==== Working data

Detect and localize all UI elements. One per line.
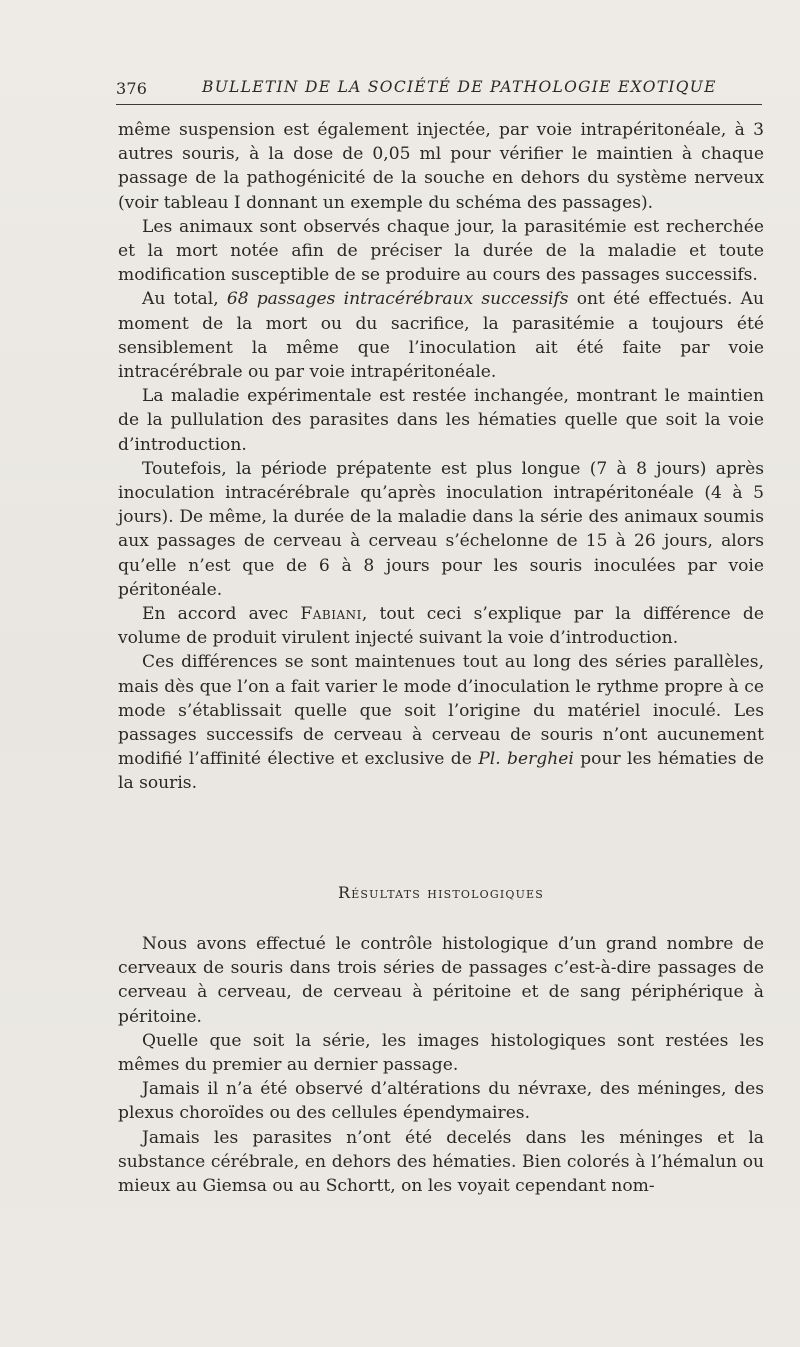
paragraph-differences-start: Ces différences se sont maintenues tout au long des séries parallèles, mais dès que l’on a fait varier le mode d’inoculation le rythme propre à ce mode s’établissait quelle que soit l’origine du matériel inoculé. Les passages successifs de cerveau à cerveau de souris n’ont aucunement modifié l’affinité élective et exclusive de [118, 652, 764, 770]
body-text-section-1 [118, 118, 764, 796]
paragraph-continuation: même suspension est également injectée, par voie intrapéritonéale, à 3 autres souris, à la dose de 0,05 ml pour vérifier le maintien à chaque passage de la pathogénicité de la souche en dehors du système nerveux (voir tableau I donnant un exemple du schéma des passages). [118, 120, 764, 213]
paragraph-maladie: La maladie expérimentale est restée inchangée, montrant le maintien de la pullulation des parasites dans les hématies quelle que soit la voie d’introduction. [118, 386, 764, 455]
paragraph-passages-total-end: ont été effectués. Au moment de la mort ou du sacrifice, la parasitémie a toujours été sensiblement la même que l’inoculation ait été faite par voie intracérébrale ou par voie intrapéritonéale. [118, 289, 765, 383]
paragraph-fabiani-end: , tout ceci s’explique par la différence de volume de produit virulent injecté suivant la voie d’introduction. [118, 604, 764, 649]
paragraph-controle-histologique: Nous avons effectué le contrôle histologique d’un grand nombre de cerveaux de souris dans trois séries de passages c’est-à-dire passages de cerveau à cerveau, de cerveau à péritoine et de sang périphérique à péritoine. [118, 934, 764, 1027]
paragraph-differences-end: pour les hématies de la souris. [118, 749, 765, 794]
paragraph-alterations: Jamais il n’a été observé d’altérations du névraxe, des méninges, des plexus choroïdes ou des cellules épendymaires. [118, 1079, 764, 1124]
paragraph-fabiani-start: En accord avec [142, 604, 301, 625]
paragraph-images-histologiques: Quelle que soit la série, les images histologiques sont restées les mêmes du premier au dernier passage. [118, 1030, 764, 1076]
paragraph-observation: Les animaux sont observés chaque jour, la parasitémie est recherchée et la mort notée afin de préciser la durée de la maladie et toute modification susceptible de se produire au cours des passages successifs. [118, 216, 764, 286]
body-text-section-2 [118, 932, 764, 1198]
section-heading-resultats: Résultats histologiques [337, 883, 545, 902]
header-rule [116, 104, 762, 105]
paragraph-passages-total [118, 287, 764, 384]
species-name-berghei: Pl. berghei [478, 749, 574, 770]
page-number: 376 [116, 79, 148, 98]
paragraph-passages-total-start: Au total, [142, 289, 227, 310]
paragraph-parasites: Jamais les parasites n’ont été decelés dans les méninges et la substance cérébrale, en dehors des hématies. Bien colorés à l’hémalun ou mieux au Giemsa ou au Schortt, on les voyait cependant nom- [118, 1127, 764, 1197]
emphasis-passages-count: 68 passages intracérébraux successifs [226, 289, 569, 310]
author-name-fabiani: Fabiani [300, 604, 362, 625]
page-header [116, 76, 762, 102]
paragraph-periode-prepatente: Toutefois, la période prépatente est plus longue (7 à 8 jours) après inoculation intracérébrale qu’après inoculation intrapéritonéale (4 à 5 jours). De même, la durée de la maladie dans la série des animaux soumis aux passages de cerveau à cerveau s’échelonne de 15 à 26 jours, alors qu’elle n’est que de 6 à 8 jours pour les souris inoculées par voie péritonéale. [118, 458, 764, 600]
paragraph-fabiani [118, 602, 764, 650]
paragraph-differences [118, 650, 764, 795]
running-title: BULLETIN DE LA SOCIÉTÉ DE PATHOLOGIE EXOTIQUE [202, 78, 717, 96]
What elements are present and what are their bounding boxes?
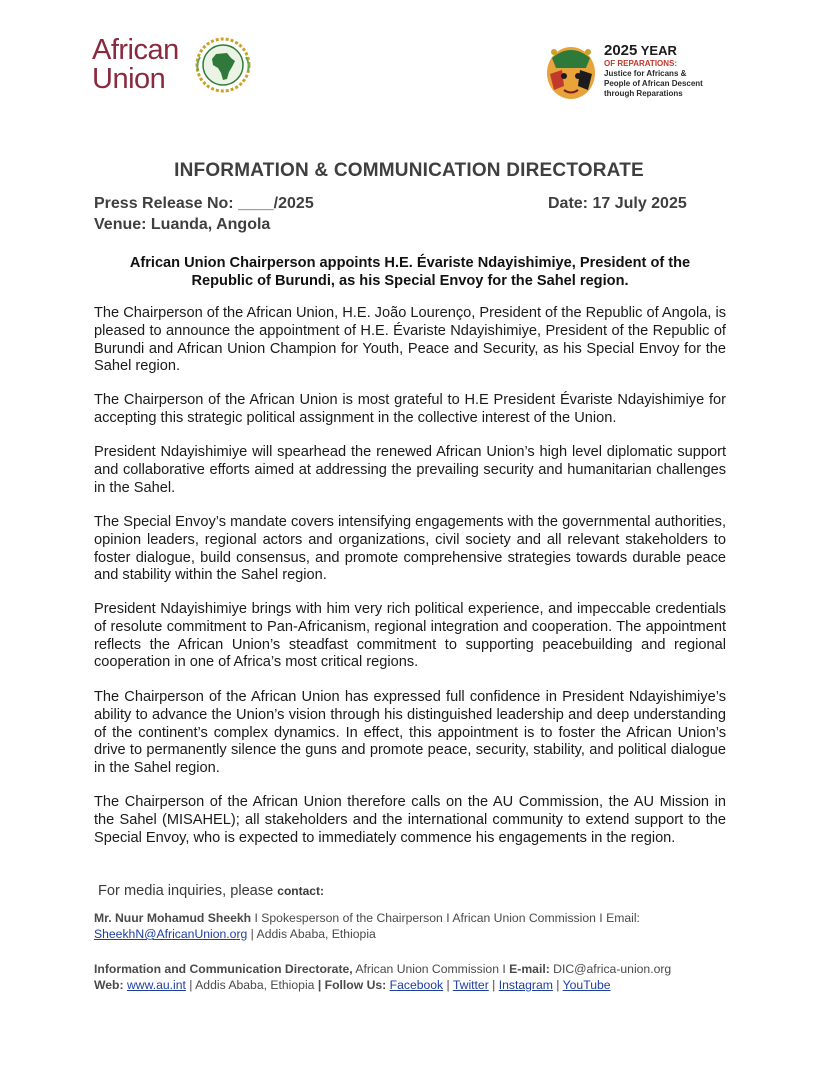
media-inquiries-label: For media inquiries, please contact: bbox=[98, 883, 324, 899]
reparations-mask-icon bbox=[542, 40, 600, 102]
media-contact bbox=[94, 910, 726, 942]
reparations-year: 2025 YEAR bbox=[604, 42, 677, 59]
website-link[interactable]: www.au.int bbox=[126, 978, 186, 992]
headline bbox=[94, 254, 726, 290]
logo-word-union: Union bbox=[92, 63, 166, 95]
contact-role: I Spokesperson of the Chairperson I African Union Commission I Email: bbox=[251, 911, 640, 925]
contact-location: | Addis Ababa, Ethiopia bbox=[247, 927, 376, 941]
facebook-link[interactable]: Facebook bbox=[389, 978, 444, 992]
body-paragraph-1: The Chairperson of the African Union, H.E. João Lourenço, President of the Republic of Angola, is pleased to announce the appointment of H.E. Évariste Ndayishimiye, President of the Republic of Burundi and African Union Champion for Youth, Peace and Security, as his Special Envoy for the Sahel region. bbox=[94, 305, 726, 375]
headline-line-1: African Union Chairperson appoints H.E. Évariste Ndayishimiye, President of the bbox=[129, 255, 691, 271]
body-paragraph-5: President Ndayishimiye brings with him very rich political experience, and impeccable credentials of resolute commitment to Pan-Africanism, regional integration and cooperation. The appointment reflects the African Union’s steadfast commitment to supporting peacebuilding and regional cooperation in one of Africa’s most critical regions. bbox=[94, 601, 726, 671]
instagram-link[interactable]: Instagram bbox=[498, 978, 553, 992]
release-date: Date: 17 July 2025 bbox=[548, 195, 687, 212]
venue: Venue: Luanda, Angola bbox=[94, 216, 271, 233]
body-paragraph-6: The Chairperson of the African Union has expressed full confidence in President Ndayishimiye’s ability to advance the Union’s vision through his distinguished leadership and deep understanding of the continent’s complex dynamics. In effect, this appointment is to foster the African Union’s drive to permanently silence the guns and promote peace, security, stability, and political dialogue in the Sahel region. bbox=[94, 689, 726, 777]
youtube-link[interactable]: YouTube bbox=[562, 978, 611, 992]
body-paragraph-2: The Chairperson of the African Union is most grateful to H.E President Évariste Ndayishimiye for accepting this strategic political assignment in the collective interest of the Union. bbox=[94, 392, 726, 426]
press-release-number: Press Release No: ____/2025 bbox=[94, 195, 314, 212]
contact-name: Mr. Nuur Mohamud Sheekh bbox=[94, 911, 252, 925]
footer-email: DIC@africa-union.org bbox=[549, 962, 672, 976]
contact-email-link[interactable]: SheekhN@AfricanUnion.org bbox=[94, 927, 248, 941]
reparations-line-2: People of African Descent bbox=[604, 79, 703, 88]
footer-directorate: Information and Communication Directorate, African Union Commission I E-mail: DIC@africa-union.org Web: www.au.int | Addis Ababa, Ethiopia | Follow Us: Facebook | Twitter | Instagram | YouTube bbox=[94, 962, 672, 992]
body-paragraph-4: The Special Envoy’s mandate covers intensifying engagements with the governmental authorities, opinion leaders, regional actors and organizations, civil society and all relevant stakeholders to foster dialogue, build consensus, and promote comprehensive strategies towards durable peace and stability within the Sahel region. bbox=[94, 514, 726, 584]
twitter-link[interactable]: Twitter bbox=[452, 978, 489, 992]
body-paragraph-7: The Chairperson of the African Union therefore calls on the AU Commission, the AU Mission in the Sahel (MISAHEL); all stakeholders and the international community to extend support to the Special Envoy, who is expected to immediately commence his engagements in the region. bbox=[94, 794, 726, 846]
au-emblem-icon bbox=[194, 36, 252, 94]
reparations-line-3: through Reparations bbox=[604, 89, 683, 98]
african-union-logo bbox=[92, 32, 262, 98]
body-paragraph-3: President Ndayishimiye will spearhead the renewed African Union’s high level diplomatic support and collaborative efforts aimed at addressing the prevailing security and humanitarian challenges in the Sahel. bbox=[94, 444, 726, 496]
reparations-line-1: Justice for Africans & bbox=[604, 69, 687, 78]
directorate-title: INFORMATION & COMMUNICATION DIRECTORATE bbox=[174, 160, 644, 181]
logo-word-african: African bbox=[92, 34, 179, 66]
reparations-subtitle: OF REPARATIONS: bbox=[604, 59, 678, 68]
headline-line-2: Republic of Burundi, as his Special Envoy for the Sahel region. bbox=[191, 273, 629, 289]
year-of-reparations-logo bbox=[542, 40, 742, 104]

========

Copy word for word every line of the material above, from the line containing "media-inquiries-label: For media" down to the line containing "facebook-link[interactable]: Facebook bbox=[389, 978, 444, 992]", with both of those lines included.

* **Task result**
media-inquiries-label: For media inquiries, please contact: bbox=[98, 883, 324, 899]
reparations-mask-icon bbox=[542, 40, 600, 102]
media-contact bbox=[94, 910, 726, 942]
reparations-year: 2025 YEAR bbox=[604, 42, 677, 59]
website-link[interactable]: www.au.int bbox=[126, 978, 186, 992]
headline bbox=[94, 254, 726, 290]
logo-word-union: Union bbox=[92, 63, 166, 95]
contact-role: I Spokesperson of the Chairperson I African Union Commission I Email: bbox=[251, 911, 640, 925]
contact-location: | Addis Ababa, Ethiopia bbox=[247, 927, 376, 941]
facebook-link[interactable]: Facebook bbox=[389, 978, 444, 992]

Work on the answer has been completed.